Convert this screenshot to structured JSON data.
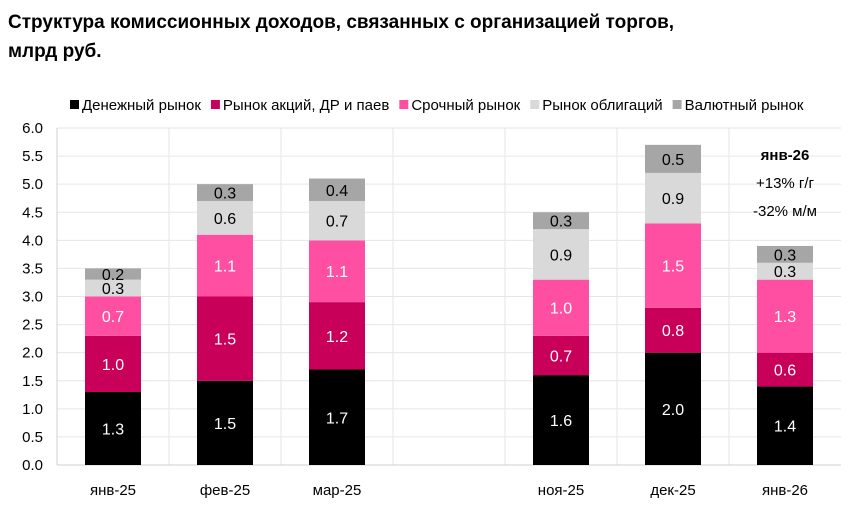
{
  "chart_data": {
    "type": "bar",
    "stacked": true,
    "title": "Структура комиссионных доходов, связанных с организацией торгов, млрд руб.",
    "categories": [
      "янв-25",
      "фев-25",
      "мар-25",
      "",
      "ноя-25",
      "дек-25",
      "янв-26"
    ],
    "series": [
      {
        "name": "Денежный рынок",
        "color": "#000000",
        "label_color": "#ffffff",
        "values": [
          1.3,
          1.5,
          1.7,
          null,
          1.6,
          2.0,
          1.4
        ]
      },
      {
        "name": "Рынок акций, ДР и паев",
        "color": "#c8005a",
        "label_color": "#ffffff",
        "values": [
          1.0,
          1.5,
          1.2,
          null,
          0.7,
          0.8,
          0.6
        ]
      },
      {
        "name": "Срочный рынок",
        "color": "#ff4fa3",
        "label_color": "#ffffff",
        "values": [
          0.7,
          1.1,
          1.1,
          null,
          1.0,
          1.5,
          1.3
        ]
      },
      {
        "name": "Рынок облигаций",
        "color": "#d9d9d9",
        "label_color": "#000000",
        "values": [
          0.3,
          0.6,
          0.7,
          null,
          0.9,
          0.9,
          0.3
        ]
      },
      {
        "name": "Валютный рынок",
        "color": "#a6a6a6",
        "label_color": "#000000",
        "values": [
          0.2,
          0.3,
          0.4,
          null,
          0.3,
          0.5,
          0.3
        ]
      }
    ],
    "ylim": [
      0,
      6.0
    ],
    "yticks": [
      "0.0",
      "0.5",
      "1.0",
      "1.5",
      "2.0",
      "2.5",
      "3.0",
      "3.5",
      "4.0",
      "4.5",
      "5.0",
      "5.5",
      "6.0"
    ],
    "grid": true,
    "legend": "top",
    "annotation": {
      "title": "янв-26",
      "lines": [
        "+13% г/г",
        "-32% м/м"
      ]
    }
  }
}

» SHORT PROBLEM:
Quote every entry exactly, with the pictures omitted.

» SOLUTION TO THE PROBLEM:
Convert this screenshot to structured JSON data.
{
  "chart_data": {
    "type": "bar",
    "stacked": true,
    "title": "Структура комиссионных доходов, связанных с организацией торгов, млрд руб.",
    "categories": [
      "янв-25",
      "фев-25",
      "мар-25",
      "",
      "ноя-25",
      "дек-25",
      "янв-26"
    ],
    "series": [
      {
        "name": "Денежный рынок",
        "color": "#000000",
        "label_color": "#ffffff",
        "values": [
          1.3,
          1.5,
          1.7,
          null,
          1.6,
          2.0,
          1.4
        ]
      },
      {
        "name": "Рынок акций, ДР и паев",
        "color": "#c8005a",
        "label_color": "#ffffff",
        "values": [
          1.0,
          1.5,
          1.2,
          null,
          0.7,
          0.8,
          0.6
        ]
      },
      {
        "name": "Срочный рынок",
        "color": "#ff4fa3",
        "label_color": "#ffffff",
        "values": [
          0.7,
          1.1,
          1.1,
          null,
          1.0,
          1.5,
          1.3
        ]
      },
      {
        "name": "Рынок облигаций",
        "color": "#d9d9d9",
        "label_color": "#000000",
        "values": [
          0.3,
          0.6,
          0.7,
          null,
          0.9,
          0.9,
          0.3
        ]
      },
      {
        "name": "Валютный рынок",
        "color": "#a6a6a6",
        "label_color": "#000000",
        "values": [
          0.2,
          0.3,
          0.4,
          null,
          0.3,
          0.5,
          0.3
        ]
      }
    ],
    "ylim": [
      0,
      6.0
    ],
    "yticks": [
      "0.0",
      "0.5",
      "1.0",
      "1.5",
      "2.0",
      "2.5",
      "3.0",
      "3.5",
      "4.0",
      "4.5",
      "5.0",
      "5.5",
      "6.0"
    ],
    "grid": true,
    "legend": "top",
    "annotation": {
      "title": "янв-26",
      "lines": [
        "+13% г/г",
        "-32% м/м"
      ]
    }
  }
}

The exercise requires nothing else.